> [RECORD EXTRACTS]:
## start

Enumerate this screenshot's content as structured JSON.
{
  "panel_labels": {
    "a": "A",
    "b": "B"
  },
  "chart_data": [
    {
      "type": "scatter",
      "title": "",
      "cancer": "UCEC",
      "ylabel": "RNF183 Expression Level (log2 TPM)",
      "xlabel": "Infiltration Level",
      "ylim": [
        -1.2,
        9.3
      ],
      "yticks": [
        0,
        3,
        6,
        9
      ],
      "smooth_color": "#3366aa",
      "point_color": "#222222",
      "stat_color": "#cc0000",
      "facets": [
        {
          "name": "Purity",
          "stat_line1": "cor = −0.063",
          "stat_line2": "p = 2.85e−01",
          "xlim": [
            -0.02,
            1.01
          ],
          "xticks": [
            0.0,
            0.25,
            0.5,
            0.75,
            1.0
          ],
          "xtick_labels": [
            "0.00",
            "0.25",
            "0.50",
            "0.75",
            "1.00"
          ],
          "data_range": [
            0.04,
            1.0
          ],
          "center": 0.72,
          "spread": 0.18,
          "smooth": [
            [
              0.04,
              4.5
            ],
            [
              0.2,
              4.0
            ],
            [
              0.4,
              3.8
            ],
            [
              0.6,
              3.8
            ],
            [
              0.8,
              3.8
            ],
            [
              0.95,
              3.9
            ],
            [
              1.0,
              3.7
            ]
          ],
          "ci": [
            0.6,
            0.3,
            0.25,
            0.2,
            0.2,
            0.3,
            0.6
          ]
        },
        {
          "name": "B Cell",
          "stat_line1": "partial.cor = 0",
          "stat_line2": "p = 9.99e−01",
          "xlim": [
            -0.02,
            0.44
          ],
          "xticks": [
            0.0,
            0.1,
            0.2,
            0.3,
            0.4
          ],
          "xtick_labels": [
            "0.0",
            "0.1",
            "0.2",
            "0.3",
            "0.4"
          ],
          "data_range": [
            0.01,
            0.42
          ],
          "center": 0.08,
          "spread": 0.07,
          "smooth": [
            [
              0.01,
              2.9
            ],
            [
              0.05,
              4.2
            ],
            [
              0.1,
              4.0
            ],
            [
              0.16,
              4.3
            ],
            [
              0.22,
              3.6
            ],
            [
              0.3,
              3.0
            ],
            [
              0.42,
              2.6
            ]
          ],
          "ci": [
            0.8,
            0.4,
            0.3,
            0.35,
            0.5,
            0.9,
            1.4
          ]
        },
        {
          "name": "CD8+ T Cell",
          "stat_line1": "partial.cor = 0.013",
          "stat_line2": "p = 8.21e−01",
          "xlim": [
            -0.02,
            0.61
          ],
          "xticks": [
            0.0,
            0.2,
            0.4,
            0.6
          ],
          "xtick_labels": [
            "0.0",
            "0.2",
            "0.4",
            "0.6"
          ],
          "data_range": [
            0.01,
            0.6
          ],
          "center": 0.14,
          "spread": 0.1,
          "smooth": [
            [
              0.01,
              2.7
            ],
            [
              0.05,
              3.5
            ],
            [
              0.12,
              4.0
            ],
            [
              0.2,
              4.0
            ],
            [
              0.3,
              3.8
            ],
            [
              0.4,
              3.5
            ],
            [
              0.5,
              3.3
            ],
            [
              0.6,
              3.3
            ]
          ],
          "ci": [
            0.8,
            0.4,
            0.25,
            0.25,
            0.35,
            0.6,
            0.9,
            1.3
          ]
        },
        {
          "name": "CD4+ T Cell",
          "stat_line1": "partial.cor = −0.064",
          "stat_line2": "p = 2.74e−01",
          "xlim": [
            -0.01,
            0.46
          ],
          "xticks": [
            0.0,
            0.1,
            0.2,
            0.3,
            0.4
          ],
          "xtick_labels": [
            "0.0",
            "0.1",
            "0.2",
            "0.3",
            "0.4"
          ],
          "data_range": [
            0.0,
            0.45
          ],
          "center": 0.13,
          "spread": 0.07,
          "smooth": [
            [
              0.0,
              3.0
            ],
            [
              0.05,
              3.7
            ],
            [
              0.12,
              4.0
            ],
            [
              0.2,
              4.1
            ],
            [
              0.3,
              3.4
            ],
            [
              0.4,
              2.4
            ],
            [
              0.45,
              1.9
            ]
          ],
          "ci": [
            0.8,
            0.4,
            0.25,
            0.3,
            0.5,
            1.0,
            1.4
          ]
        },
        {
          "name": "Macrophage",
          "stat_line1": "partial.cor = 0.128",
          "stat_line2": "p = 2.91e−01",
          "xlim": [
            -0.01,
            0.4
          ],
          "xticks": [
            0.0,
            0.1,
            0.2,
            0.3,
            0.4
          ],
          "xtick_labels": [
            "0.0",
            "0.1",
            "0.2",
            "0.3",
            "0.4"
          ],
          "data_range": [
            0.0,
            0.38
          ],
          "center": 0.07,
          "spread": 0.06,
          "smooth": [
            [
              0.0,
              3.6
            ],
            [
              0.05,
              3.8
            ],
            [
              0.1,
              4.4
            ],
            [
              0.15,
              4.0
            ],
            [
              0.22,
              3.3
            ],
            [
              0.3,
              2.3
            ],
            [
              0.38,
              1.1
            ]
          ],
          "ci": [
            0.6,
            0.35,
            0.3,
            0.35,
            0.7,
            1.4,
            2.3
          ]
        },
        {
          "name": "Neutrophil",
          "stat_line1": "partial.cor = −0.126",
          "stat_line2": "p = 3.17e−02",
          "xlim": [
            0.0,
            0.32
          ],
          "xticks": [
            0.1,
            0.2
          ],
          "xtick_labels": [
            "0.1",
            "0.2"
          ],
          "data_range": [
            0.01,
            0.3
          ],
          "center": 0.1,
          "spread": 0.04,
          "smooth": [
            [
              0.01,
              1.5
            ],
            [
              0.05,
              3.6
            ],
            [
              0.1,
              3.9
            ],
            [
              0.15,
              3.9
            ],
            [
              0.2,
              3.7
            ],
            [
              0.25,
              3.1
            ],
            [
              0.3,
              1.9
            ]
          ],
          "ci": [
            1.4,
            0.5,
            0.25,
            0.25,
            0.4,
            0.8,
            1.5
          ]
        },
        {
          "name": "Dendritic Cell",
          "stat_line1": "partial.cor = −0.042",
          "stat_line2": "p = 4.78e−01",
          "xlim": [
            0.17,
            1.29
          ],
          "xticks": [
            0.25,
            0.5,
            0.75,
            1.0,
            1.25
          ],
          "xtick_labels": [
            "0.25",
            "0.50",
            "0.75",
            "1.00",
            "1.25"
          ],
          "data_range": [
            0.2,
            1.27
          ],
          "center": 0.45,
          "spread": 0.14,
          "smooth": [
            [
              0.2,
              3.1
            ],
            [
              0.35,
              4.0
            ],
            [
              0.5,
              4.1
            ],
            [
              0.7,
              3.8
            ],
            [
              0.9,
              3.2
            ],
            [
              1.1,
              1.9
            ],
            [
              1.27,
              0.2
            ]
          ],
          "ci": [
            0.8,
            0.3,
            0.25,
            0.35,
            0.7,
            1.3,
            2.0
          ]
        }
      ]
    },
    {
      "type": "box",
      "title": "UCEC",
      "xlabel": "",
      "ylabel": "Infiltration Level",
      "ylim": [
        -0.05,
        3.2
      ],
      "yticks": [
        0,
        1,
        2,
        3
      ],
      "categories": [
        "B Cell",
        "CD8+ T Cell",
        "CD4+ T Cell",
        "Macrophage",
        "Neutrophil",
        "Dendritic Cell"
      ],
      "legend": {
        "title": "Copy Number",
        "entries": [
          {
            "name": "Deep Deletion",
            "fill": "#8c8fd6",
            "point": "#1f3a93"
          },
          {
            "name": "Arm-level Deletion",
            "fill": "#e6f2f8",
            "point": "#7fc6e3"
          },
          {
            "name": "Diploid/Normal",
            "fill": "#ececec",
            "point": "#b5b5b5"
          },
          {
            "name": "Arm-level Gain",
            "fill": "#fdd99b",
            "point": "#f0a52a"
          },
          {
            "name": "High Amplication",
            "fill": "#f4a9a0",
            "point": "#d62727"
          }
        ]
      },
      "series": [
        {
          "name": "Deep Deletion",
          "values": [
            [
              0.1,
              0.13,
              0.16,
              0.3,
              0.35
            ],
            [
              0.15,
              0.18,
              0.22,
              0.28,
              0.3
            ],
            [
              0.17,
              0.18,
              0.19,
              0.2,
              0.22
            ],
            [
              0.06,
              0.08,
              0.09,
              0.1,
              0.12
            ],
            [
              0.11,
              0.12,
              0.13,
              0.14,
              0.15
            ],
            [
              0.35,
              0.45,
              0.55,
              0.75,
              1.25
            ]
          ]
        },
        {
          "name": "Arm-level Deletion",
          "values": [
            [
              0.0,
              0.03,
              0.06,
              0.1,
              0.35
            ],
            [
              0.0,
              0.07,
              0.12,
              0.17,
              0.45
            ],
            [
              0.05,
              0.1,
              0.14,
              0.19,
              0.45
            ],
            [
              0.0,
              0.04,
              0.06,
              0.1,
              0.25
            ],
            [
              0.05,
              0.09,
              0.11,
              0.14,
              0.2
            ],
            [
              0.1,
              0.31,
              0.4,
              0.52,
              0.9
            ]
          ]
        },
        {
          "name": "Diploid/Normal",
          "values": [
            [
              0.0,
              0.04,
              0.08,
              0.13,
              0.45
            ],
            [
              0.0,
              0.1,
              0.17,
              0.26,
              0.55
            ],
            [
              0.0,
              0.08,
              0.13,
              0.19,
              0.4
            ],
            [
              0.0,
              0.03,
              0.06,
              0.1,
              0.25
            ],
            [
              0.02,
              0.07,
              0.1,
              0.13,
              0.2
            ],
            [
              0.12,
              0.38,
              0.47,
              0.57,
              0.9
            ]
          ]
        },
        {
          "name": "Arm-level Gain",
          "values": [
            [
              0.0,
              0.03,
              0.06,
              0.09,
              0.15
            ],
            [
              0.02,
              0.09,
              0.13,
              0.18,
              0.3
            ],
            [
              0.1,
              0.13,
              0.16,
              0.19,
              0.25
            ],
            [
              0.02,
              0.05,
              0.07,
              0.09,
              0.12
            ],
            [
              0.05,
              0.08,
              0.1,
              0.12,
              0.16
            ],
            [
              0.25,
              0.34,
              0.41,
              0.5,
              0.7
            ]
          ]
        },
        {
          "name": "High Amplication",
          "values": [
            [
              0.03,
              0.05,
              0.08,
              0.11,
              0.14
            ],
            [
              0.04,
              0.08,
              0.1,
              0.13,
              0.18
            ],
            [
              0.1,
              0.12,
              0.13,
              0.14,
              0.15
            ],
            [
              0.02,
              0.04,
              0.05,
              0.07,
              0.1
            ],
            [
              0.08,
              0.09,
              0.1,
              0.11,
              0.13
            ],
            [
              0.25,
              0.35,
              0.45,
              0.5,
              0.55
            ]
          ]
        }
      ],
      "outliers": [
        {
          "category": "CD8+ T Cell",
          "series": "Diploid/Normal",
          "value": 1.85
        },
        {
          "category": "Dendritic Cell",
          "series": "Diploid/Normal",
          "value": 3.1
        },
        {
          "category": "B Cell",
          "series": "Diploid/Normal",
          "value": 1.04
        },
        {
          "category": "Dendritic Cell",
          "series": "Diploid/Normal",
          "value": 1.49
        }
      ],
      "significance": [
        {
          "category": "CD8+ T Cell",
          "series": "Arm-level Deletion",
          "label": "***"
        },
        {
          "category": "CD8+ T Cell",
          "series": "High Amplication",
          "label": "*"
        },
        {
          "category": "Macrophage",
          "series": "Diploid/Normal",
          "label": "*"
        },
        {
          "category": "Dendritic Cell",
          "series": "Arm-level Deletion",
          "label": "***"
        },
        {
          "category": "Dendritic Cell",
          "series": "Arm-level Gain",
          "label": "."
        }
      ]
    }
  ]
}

## end

> [WHAT IS BEING ASKED]: Working from the entries above, return all lines that contain "Deep".

> [ANSWER TO THE TASK]:
            "name": "Deep Deletion",
          "name": "Deep Deletion",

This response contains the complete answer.